[Start of Given records]
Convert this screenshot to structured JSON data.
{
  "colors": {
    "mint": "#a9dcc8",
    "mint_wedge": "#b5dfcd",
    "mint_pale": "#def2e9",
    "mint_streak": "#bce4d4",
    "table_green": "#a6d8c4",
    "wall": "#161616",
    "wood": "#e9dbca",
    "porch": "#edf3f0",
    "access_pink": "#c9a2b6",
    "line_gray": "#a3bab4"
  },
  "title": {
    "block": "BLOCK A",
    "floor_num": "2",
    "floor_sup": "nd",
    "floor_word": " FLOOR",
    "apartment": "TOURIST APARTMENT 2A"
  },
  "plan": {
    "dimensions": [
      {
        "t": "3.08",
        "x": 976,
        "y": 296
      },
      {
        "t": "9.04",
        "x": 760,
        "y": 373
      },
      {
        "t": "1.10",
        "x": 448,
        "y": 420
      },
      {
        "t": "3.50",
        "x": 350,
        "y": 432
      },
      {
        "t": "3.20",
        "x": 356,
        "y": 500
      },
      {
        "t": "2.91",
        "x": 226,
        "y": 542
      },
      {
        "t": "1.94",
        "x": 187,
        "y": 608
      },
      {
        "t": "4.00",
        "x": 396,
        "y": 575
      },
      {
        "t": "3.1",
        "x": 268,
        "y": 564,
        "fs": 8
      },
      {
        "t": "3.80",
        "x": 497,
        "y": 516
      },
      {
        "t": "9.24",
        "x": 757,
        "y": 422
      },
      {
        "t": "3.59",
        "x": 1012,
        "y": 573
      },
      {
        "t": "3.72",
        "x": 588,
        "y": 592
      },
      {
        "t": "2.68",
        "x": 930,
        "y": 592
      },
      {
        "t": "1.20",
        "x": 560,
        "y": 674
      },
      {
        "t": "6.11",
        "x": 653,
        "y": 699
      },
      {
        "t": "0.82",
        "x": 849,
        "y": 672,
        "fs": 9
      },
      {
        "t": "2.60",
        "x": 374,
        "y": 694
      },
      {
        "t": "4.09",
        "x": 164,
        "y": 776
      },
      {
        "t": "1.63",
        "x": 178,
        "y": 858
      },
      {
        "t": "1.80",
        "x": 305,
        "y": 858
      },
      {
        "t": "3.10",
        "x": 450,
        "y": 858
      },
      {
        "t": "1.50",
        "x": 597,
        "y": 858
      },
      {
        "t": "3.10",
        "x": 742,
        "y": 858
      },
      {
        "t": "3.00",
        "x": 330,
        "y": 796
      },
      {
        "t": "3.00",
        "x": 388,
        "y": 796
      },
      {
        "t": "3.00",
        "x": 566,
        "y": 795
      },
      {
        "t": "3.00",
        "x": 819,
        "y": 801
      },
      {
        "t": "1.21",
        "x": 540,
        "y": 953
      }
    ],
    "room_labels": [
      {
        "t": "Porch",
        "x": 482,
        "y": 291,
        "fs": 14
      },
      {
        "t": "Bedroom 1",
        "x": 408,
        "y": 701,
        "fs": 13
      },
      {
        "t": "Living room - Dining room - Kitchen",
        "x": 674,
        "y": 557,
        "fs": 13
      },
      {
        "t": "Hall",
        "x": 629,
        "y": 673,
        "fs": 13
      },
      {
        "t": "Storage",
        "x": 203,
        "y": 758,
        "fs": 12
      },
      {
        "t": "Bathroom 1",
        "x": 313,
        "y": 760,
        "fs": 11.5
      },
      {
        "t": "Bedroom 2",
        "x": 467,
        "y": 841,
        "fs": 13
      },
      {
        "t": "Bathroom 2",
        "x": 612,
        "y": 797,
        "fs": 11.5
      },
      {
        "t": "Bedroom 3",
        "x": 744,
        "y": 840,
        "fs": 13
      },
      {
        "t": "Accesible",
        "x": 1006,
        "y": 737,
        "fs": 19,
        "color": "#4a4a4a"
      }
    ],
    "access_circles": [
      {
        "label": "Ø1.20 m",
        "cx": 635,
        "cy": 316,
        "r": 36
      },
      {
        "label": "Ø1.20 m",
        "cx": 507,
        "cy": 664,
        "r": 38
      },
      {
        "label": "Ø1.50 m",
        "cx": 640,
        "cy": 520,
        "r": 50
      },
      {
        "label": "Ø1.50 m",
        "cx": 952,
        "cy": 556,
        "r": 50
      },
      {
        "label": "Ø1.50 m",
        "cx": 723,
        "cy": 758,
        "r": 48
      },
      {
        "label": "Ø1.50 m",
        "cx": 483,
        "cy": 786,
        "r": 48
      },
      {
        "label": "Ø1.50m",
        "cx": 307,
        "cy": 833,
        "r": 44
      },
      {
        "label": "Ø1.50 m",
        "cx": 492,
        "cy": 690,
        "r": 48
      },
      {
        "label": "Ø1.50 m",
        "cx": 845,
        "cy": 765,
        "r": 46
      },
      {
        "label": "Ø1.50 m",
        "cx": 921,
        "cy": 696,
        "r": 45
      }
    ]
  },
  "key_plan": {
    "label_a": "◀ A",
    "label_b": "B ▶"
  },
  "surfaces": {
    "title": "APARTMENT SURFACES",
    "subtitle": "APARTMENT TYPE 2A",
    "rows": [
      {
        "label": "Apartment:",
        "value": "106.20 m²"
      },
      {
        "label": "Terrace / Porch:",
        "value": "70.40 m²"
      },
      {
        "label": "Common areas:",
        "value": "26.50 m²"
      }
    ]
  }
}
[End of Given records]
• **Given problem**
Wherever the word "value" occurs in a line of the listing, copy that line.

• **Final result**
        "value": "106.20 m²"
        "value": "70.40 m²"
        "value": "26.50 m²"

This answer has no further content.